* [GOAL]
In the entries below, how many lines hold the string "JSON"? Give only the number.
[begin MATERIAL SHOWN]
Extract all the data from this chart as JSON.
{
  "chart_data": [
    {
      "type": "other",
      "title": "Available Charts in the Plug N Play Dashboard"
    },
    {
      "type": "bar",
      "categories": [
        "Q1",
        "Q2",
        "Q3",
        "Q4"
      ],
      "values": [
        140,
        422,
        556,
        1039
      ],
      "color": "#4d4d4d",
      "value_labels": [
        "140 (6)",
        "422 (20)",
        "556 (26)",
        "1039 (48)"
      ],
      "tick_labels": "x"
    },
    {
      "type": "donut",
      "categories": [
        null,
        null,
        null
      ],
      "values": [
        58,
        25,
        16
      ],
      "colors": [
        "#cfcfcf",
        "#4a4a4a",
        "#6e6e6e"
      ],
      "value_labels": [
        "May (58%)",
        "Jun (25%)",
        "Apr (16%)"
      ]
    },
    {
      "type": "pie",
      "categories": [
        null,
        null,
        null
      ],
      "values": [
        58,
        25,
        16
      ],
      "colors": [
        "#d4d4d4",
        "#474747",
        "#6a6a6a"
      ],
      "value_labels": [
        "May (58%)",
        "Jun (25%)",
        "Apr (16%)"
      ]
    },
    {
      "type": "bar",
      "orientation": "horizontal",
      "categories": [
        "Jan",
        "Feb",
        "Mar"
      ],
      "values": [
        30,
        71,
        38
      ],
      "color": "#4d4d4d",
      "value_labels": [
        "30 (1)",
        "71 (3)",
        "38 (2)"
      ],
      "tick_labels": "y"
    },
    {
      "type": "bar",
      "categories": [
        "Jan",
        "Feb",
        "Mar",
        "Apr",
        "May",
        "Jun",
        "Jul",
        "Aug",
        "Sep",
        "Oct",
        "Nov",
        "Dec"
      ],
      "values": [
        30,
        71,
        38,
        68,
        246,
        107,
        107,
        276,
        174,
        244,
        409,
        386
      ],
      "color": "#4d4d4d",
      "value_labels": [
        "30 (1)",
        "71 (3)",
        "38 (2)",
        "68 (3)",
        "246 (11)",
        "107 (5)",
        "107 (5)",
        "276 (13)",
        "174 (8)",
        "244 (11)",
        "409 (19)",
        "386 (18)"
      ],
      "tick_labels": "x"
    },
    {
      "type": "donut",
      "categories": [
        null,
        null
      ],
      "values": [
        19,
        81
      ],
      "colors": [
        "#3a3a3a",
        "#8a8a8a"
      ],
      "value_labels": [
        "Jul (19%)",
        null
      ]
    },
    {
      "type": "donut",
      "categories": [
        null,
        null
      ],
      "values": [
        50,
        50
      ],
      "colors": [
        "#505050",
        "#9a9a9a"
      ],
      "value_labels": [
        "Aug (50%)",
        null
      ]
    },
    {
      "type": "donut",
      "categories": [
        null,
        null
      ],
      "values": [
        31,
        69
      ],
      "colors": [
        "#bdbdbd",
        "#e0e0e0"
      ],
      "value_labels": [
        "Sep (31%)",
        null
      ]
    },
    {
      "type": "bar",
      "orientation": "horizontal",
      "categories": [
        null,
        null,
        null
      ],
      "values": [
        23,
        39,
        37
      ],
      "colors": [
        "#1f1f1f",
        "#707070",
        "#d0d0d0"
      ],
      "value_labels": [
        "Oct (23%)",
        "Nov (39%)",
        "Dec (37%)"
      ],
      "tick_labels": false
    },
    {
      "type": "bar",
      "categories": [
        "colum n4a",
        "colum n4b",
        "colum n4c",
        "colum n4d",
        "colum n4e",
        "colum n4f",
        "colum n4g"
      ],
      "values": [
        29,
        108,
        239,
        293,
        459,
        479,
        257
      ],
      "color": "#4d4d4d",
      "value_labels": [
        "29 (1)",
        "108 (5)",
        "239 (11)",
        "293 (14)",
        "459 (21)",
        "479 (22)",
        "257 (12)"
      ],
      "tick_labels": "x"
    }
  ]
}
[end MATERIAL SHOWN]
[begin MATERIAL SHOWN]
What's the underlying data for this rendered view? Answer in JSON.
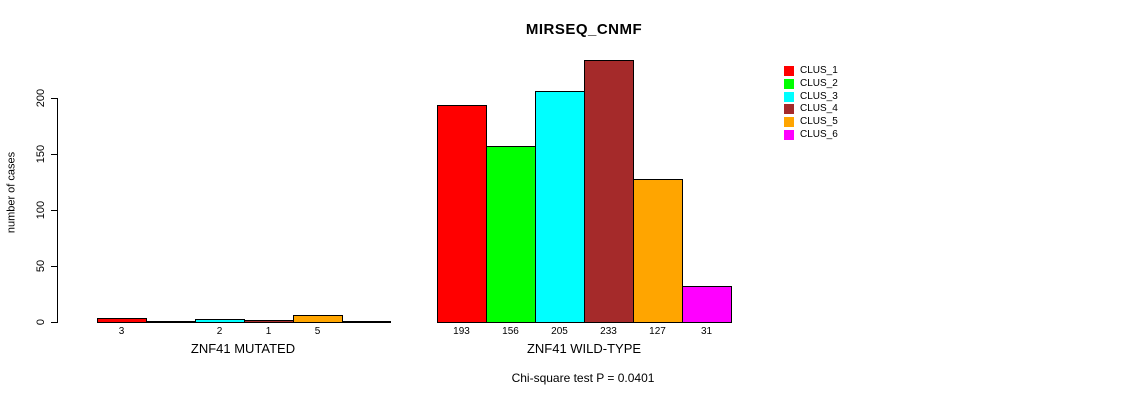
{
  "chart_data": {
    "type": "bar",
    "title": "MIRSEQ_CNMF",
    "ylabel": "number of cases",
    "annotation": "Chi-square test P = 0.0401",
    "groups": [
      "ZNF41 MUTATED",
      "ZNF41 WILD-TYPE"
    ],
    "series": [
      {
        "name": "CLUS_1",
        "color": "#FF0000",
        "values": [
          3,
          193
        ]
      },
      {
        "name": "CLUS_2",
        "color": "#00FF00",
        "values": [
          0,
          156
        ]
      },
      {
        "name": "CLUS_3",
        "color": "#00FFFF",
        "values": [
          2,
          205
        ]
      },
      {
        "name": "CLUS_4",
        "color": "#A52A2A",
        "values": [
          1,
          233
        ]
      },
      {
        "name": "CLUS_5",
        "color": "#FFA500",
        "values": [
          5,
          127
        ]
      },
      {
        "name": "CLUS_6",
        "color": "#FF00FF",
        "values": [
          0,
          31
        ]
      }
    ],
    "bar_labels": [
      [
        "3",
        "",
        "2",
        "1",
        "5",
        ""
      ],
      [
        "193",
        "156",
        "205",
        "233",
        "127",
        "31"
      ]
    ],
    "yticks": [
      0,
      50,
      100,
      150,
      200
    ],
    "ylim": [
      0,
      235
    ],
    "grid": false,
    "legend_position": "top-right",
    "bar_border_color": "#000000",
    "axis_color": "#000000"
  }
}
[end MATERIAL SHOWN]
* [RESULT]
2